▶ _What this task involves_
Pictures appear in the records below; write out everything else exactly.

▶ _Dataset_
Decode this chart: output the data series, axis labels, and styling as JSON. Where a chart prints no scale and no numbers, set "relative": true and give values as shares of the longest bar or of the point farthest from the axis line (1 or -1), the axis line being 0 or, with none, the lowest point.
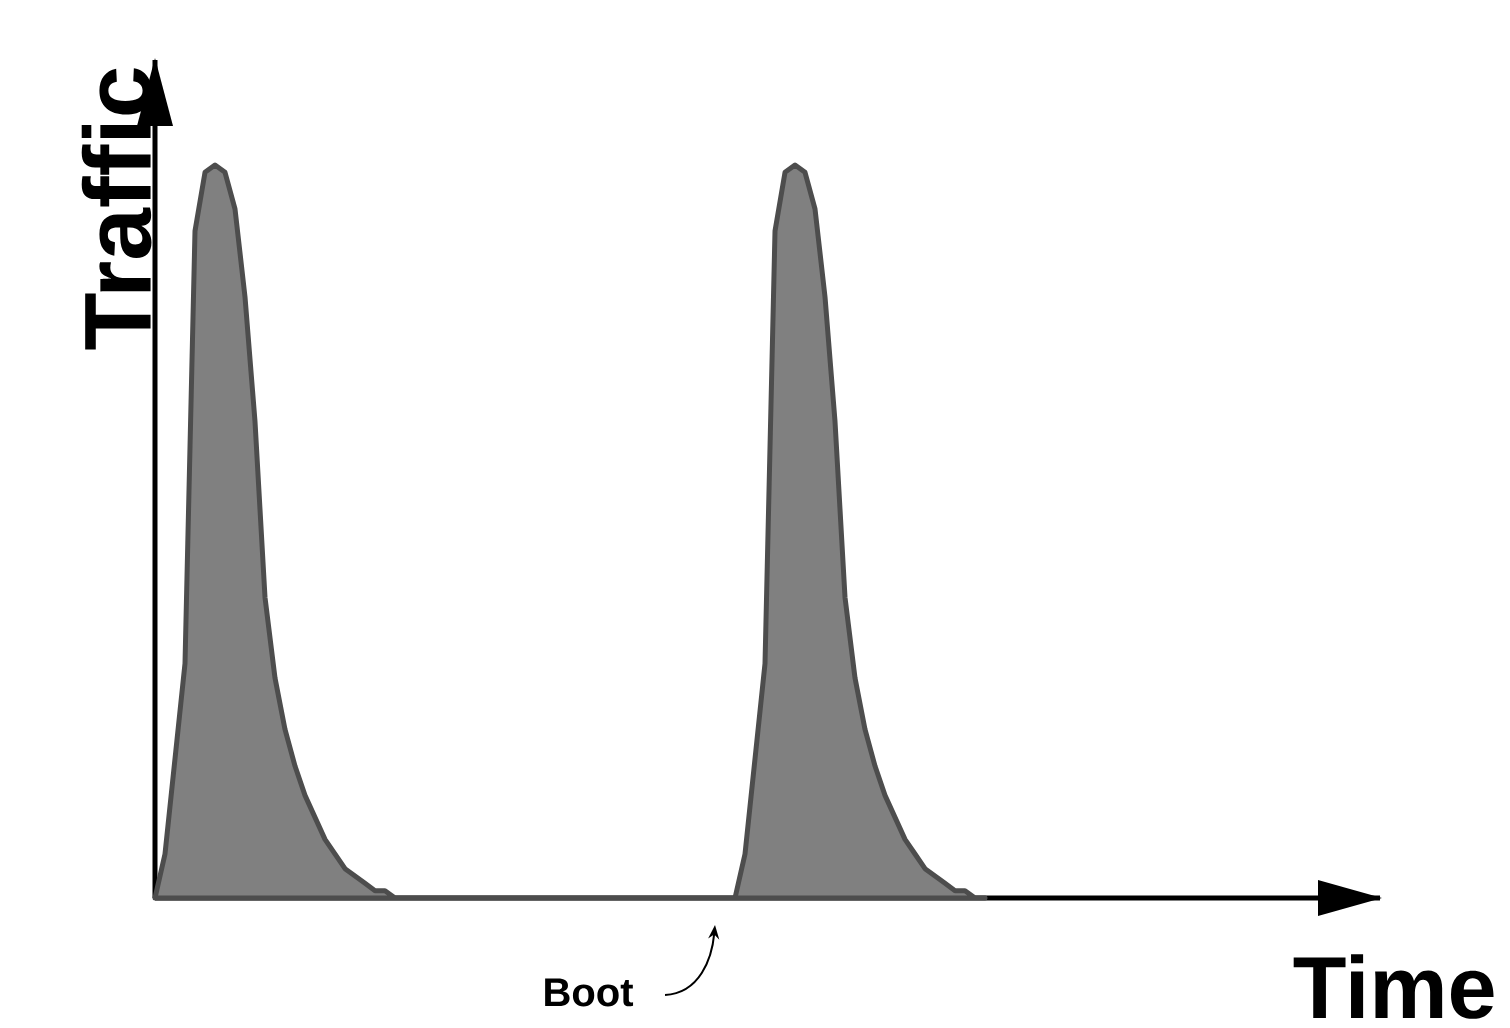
{
  "chart_data": {
    "type": "area",
    "relative": true,
    "xlabel": "Time",
    "ylabel": "Traffic",
    "annotations": [
      "Boot"
    ],
    "color": "#808080",
    "categories": [
      null,
      null,
      null,
      null,
      null,
      null,
      null,
      null,
      null,
      null,
      null,
      null,
      null,
      null,
      null,
      null,
      null,
      null,
      null,
      null,
      null,
      null,
      null,
      null,
      null,
      null,
      null,
      null,
      null,
      null,
      null,
      null,
      null,
      null,
      null,
      null,
      null,
      null,
      null,
      null,
      null,
      null,
      null,
      null,
      null,
      null,
      null,
      null,
      null,
      null,
      null,
      null,
      null,
      null,
      null,
      null,
      null,
      null,
      null,
      null,
      null,
      null,
      null,
      null,
      null,
      null,
      null,
      null,
      null,
      null,
      null,
      null,
      null,
      null,
      null,
      null,
      null,
      null,
      null,
      null,
      null,
      null,
      null,
      null,
      null,
      null,
      null,
      null,
      null,
      null,
      null,
      null,
      null,
      null,
      null,
      null,
      null,
      null,
      null,
      null,
      null,
      null,
      null,
      null,
      null,
      null,
      null,
      null,
      null,
      null,
      null,
      null,
      null,
      null,
      null,
      null,
      null,
      null,
      null,
      null,
      null,
      null,
      null
    ],
    "values": [
      0,
      0.06,
      0.19,
      0.32,
      0.91,
      0.99,
      1,
      0.99,
      0.94,
      0.82,
      0.65,
      0.41,
      0.3,
      0.23,
      0.18,
      0.14,
      0.11,
      0.08,
      0.06,
      0.04,
      0.03,
      0.02,
      0.01,
      0.01,
      0,
      0,
      0,
      0,
      0,
      0,
      0,
      0,
      0,
      0,
      0,
      0,
      0,
      0,
      0,
      0,
      0,
      0,
      0,
      0,
      0,
      0,
      0,
      0,
      0,
      0,
      0,
      0,
      0,
      0,
      0,
      0,
      0,
      0,
      0,
      0.06,
      0.19,
      0.32,
      0.91,
      0.99,
      1,
      0.99,
      0.94,
      0.82,
      0.65,
      0.41,
      0.3,
      0.23,
      0.18,
      0.14,
      0.11,
      0.08,
      0.06,
      0.04,
      0.03,
      0.02,
      0.01,
      0.01,
      0,
      0,
      null,
      null,
      null,
      null,
      null,
      null,
      null,
      null,
      null,
      null,
      null,
      null,
      null,
      null,
      null,
      null,
      null,
      null,
      null,
      null,
      null,
      null,
      null,
      null,
      null,
      null,
      null,
      null,
      null,
      null,
      null,
      null,
      null,
      null,
      null,
      null,
      null,
      null,
      null
    ]
  }
}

▶ _Written answer_
Decode this chart: output the data series, axis labels, and styling as JSON. Where a chart prints no scale and no numbers, set "relative": true and give values as shares of the longest bar or of the point farthest from the axis line (1 or -1), the axis line being 0 or, with none, the lowest point.
{
  "chart_data": {
    "type": "area",
    "relative": true,
    "xlabel": "Time",
    "ylabel": "Traffic",
    "annotations": [
      "Boot"
    ],
    "color": "#808080",
    "categories": [
      null,
      null,
      null,
      null,
      null,
      null,
      null,
      null,
      null,
      null,
      null,
      null,
      null,
      null,
      null,
      null,
      null,
      null,
      null,
      null,
      null,
      null,
      null,
      null,
      null,
      null,
      null,
      null,
      null,
      null,
      null,
      null,
      null,
      null,
      null,
      null,
      null,
      null,
      null,
      null,
      null,
      null,
      null,
      null,
      null,
      null,
      null,
      null,
      null,
      null,
      null,
      null,
      null,
      null,
      null,
      null,
      null,
      null,
      null,
      null,
      null,
      null,
      null,
      null,
      null,
      null,
      null,
      null,
      null,
      null,
      null,
      null,
      null,
      null,
      null,
      null,
      null,
      null,
      null,
      null,
      null,
      null,
      null,
      null,
      null,
      null,
      null,
      null,
      null,
      null,
      null,
      null,
      null,
      null,
      null,
      null,
      null,
      null,
      null,
      null,
      null,
      null,
      null,
      null,
      null,
      null,
      null,
      null,
      null,
      null,
      null,
      null,
      null,
      null,
      null,
      null,
      null,
      null,
      null,
      null,
      null,
      null,
      null
    ],
    "values": [
      0,
      0.06,
      0.19,
      0.32,
      0.91,
      0.99,
      1,
      0.99,
      0.94,
      0.82,
      0.65,
      0.41,
      0.3,
      0.23,
      0.18,
      0.14,
      0.11,
      0.08,
      0.06,
      0.04,
      0.03,
      0.02,
      0.01,
      0.01,
      0,
      0,
      0,
      0,
      0,
      0,
      0,
      0,
      0,
      0,
      0,
      0,
      0,
      0,
      0,
      0,
      0,
      0,
      0,
      0,
      0,
      0,
      0,
      0,
      0,
      0,
      0,
      0,
      0,
      0,
      0,
      0,
      0,
      0,
      0,
      0.06,
      0.19,
      0.32,
      0.91,
      0.99,
      1,
      0.99,
      0.94,
      0.82,
      0.65,
      0.41,
      0.3,
      0.23,
      0.18,
      0.14,
      0.11,
      0.08,
      0.06,
      0.04,
      0.03,
      0.02,
      0.01,
      0.01,
      0,
      0,
      null,
      null,
      null,
      null,
      null,
      null,
      null,
      null,
      null,
      null,
      null,
      null,
      null,
      null,
      null,
      null,
      null,
      null,
      null,
      null,
      null,
      null,
      null,
      null,
      null,
      null,
      null,
      null,
      null,
      null,
      null,
      null,
      null,
      null,
      null,
      null,
      null,
      null,
      null
    ]
  }
}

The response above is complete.